** begin **

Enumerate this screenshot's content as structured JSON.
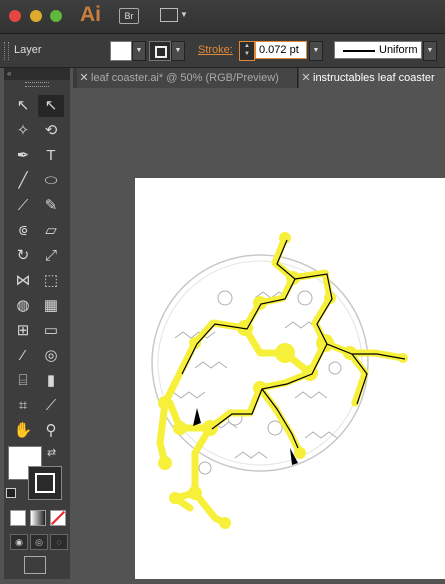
{
  "app": {
    "logo_text": "Ai",
    "bridge_label": "Br"
  },
  "control_bar": {
    "selection_label": "Layer",
    "stroke_label": "Stroke:",
    "stroke_weight": "0.072 pt",
    "profile_label": "Uniform"
  },
  "tabs": [
    {
      "label": "leaf coaster.ai* @ 50% (RGB/Preview)",
      "active": false
    },
    {
      "label": "instructables leaf coaster",
      "active": true
    }
  ],
  "tools": [
    {
      "name": "selection-tool",
      "icon": "arrow-pointer-icon",
      "glyph": "↖",
      "active": false
    },
    {
      "name": "direct-selection-tool",
      "icon": "direct-select-icon",
      "glyph": "↖",
      "active": true
    },
    {
      "name": "magic-wand-tool",
      "icon": "magic-wand-icon",
      "glyph": "✧",
      "active": false
    },
    {
      "name": "lasso-tool",
      "icon": "lasso-icon",
      "glyph": "⟲",
      "active": false
    },
    {
      "name": "pen-tool",
      "icon": "pen-icon",
      "glyph": "✒",
      "active": false
    },
    {
      "name": "type-tool",
      "icon": "type-icon",
      "glyph": "T",
      "active": false
    },
    {
      "name": "line-tool",
      "icon": "line-segment-icon",
      "glyph": "╱",
      "active": false
    },
    {
      "name": "ellipse-tool",
      "icon": "ellipse-icon",
      "glyph": "⬭",
      "active": false
    },
    {
      "name": "paintbrush-tool",
      "icon": "paintbrush-icon",
      "glyph": "⟋",
      "active": false
    },
    {
      "name": "pencil-tool",
      "icon": "pencil-icon",
      "glyph": "✎",
      "active": false
    },
    {
      "name": "blob-brush-tool",
      "icon": "blob-brush-icon",
      "glyph": "⟃",
      "active": false
    },
    {
      "name": "eraser-tool",
      "icon": "eraser-icon",
      "glyph": "▱",
      "active": false
    },
    {
      "name": "rotate-tool",
      "icon": "rotate-icon",
      "glyph": "↻",
      "active": false
    },
    {
      "name": "scale-tool",
      "icon": "scale-icon",
      "glyph": "⤢",
      "active": false
    },
    {
      "name": "width-tool",
      "icon": "width-icon",
      "glyph": "⋈",
      "active": false
    },
    {
      "name": "free-transform-tool",
      "icon": "free-transform-icon",
      "glyph": "⬚",
      "active": false
    },
    {
      "name": "shape-builder-tool",
      "icon": "shape-builder-icon",
      "glyph": "◍",
      "active": false
    },
    {
      "name": "perspective-grid-tool",
      "icon": "perspective-grid-icon",
      "glyph": "▦",
      "active": false
    },
    {
      "name": "mesh-tool",
      "icon": "mesh-icon",
      "glyph": "⊞",
      "active": false
    },
    {
      "name": "gradient-tool",
      "icon": "gradient-icon",
      "glyph": "▭",
      "active": false
    },
    {
      "name": "eyedropper-tool",
      "icon": "eyedropper-icon",
      "glyph": "⁄",
      "active": false
    },
    {
      "name": "blend-tool",
      "icon": "blend-icon",
      "glyph": "◎",
      "active": false
    },
    {
      "name": "symbol-sprayer-tool",
      "icon": "symbol-sprayer-icon",
      "glyph": "⌸",
      "active": false
    },
    {
      "name": "column-graph-tool",
      "icon": "column-graph-icon",
      "glyph": "▮",
      "active": false
    },
    {
      "name": "artboard-tool",
      "icon": "artboard-icon",
      "glyph": "⌗",
      "active": false
    },
    {
      "name": "slice-tool",
      "icon": "slice-icon",
      "glyph": "⟋",
      "active": false
    },
    {
      "name": "hand-tool",
      "icon": "hand-icon",
      "glyph": "✋",
      "active": false
    },
    {
      "name": "zoom-tool",
      "icon": "zoom-icon",
      "glyph": "⚲",
      "active": false
    }
  ],
  "colors": {
    "highlight_yellow": "#f7f03a",
    "path_gray": "#b0b0b0",
    "stroke_accent": "#e08a3a"
  }
}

** end **

What needs to be done:
From the records above, pick out and copy each line holding the word "grid".

Finished exercise:
      "name": "perspective-grid-tool",
      "icon": "perspective-grid-icon",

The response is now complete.